◆ OBJECTIVE ◆
Give every line of the data again, unchanged, but with no pictures.

◆ RECORDS FOR THIS TASK ◆
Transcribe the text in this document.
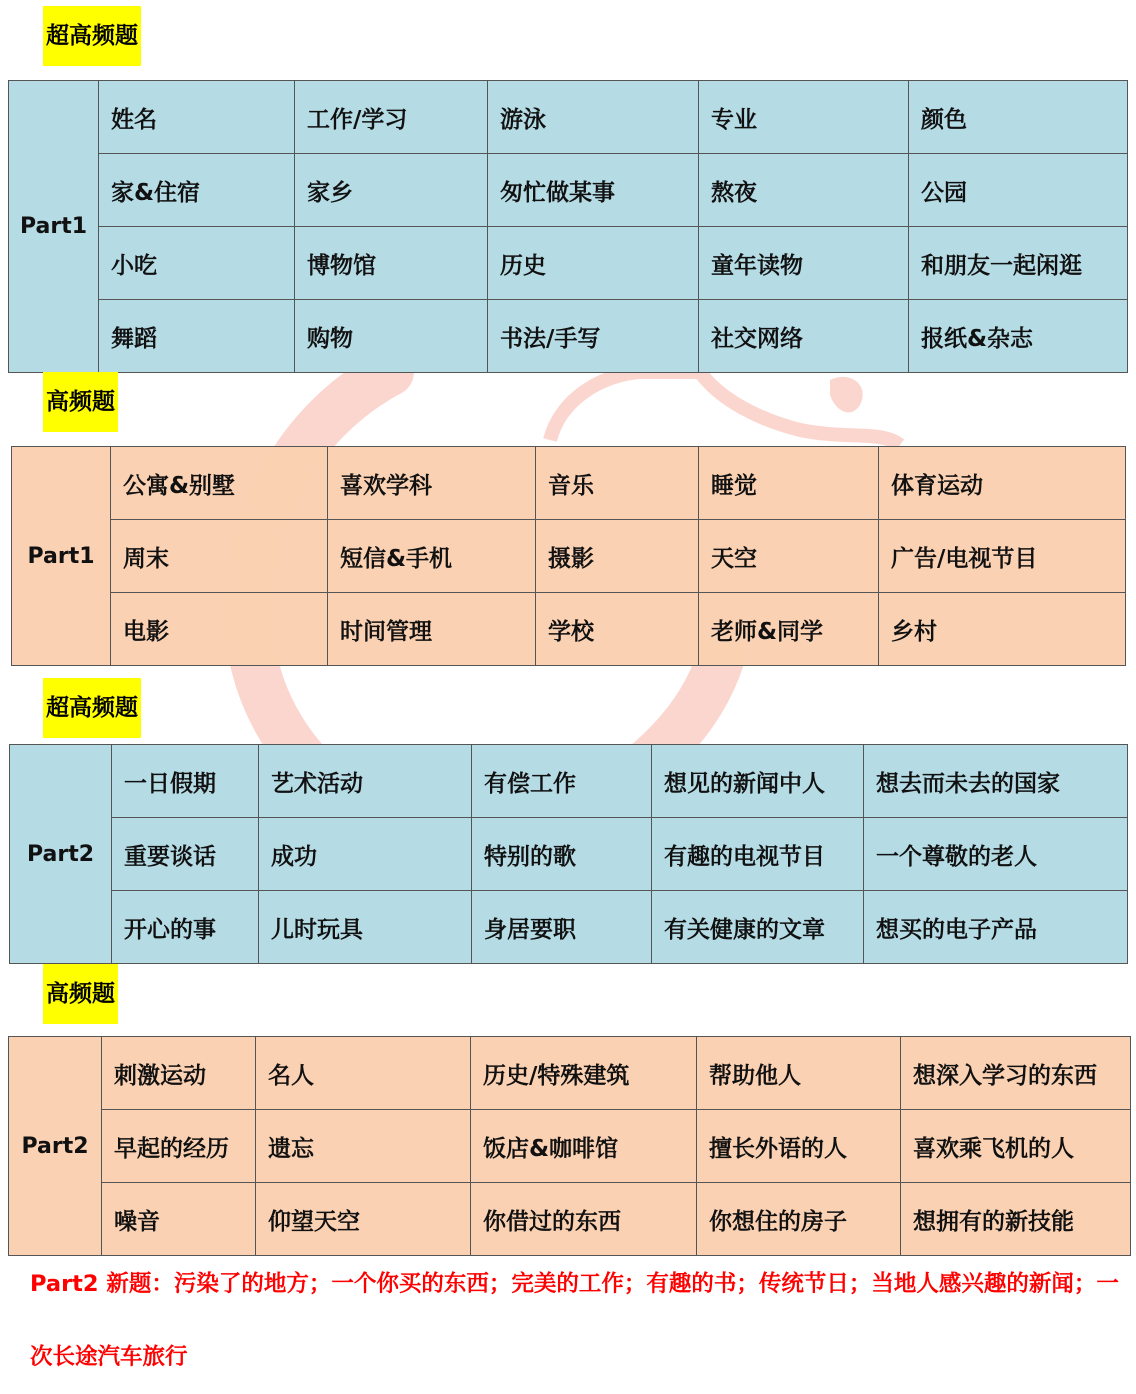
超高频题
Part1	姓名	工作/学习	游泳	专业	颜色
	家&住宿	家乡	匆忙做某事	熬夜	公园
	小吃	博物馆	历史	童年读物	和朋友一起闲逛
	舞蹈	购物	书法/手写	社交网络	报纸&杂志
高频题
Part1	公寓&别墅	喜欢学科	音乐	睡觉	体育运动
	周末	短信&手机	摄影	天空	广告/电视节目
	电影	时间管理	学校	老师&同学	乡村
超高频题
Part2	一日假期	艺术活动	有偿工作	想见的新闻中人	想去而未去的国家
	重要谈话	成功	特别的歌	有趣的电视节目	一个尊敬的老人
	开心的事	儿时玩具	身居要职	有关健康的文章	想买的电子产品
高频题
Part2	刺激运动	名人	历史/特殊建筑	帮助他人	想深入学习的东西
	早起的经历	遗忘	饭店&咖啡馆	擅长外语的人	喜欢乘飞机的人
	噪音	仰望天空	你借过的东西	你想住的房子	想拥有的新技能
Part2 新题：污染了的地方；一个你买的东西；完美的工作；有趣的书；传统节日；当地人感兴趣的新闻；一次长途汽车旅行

◆ THE RESPONSE ◆
Transcribe the text in this document.
超高频题
Part1	姓名	工作/学习	游泳	专业	颜色
	家&住宿	家乡	匆忙做某事	熬夜	公园
	小吃	博物馆	历史	童年读物	和朋友一起闲逛
	舞蹈	购物	书法/手写	社交网络	报纸&杂志
高频题
Part1	公寓&别墅	喜欢学科	音乐	睡觉	体育运动
	周末	短信&手机	摄影	天空	广告/电视节目
	电影	时间管理	学校	老师&同学	乡村
超高频题
Part2	一日假期	艺术活动	有偿工作	想见的新闻中人	想去而未去的国家
	重要谈话	成功	特别的歌	有趣的电视节目	一个尊敬的老人
	开心的事	儿时玩具	身居要职	有关健康的文章	想买的电子产品
高频题
Part2	刺激运动	名人	历史/特殊建筑	帮助他人	想深入学习的东西
	早起的经历	遗忘	饭店&咖啡馆	擅长外语的人	喜欢乘飞机的人
	噪音	仰望天空	你借过的东西	你想住的房子	想拥有的新技能
Part2 新题：污染了的地方；一个你买的东西；完美的工作；有趣的书；传统节日；当地人感兴趣的新闻；一次长途汽车旅行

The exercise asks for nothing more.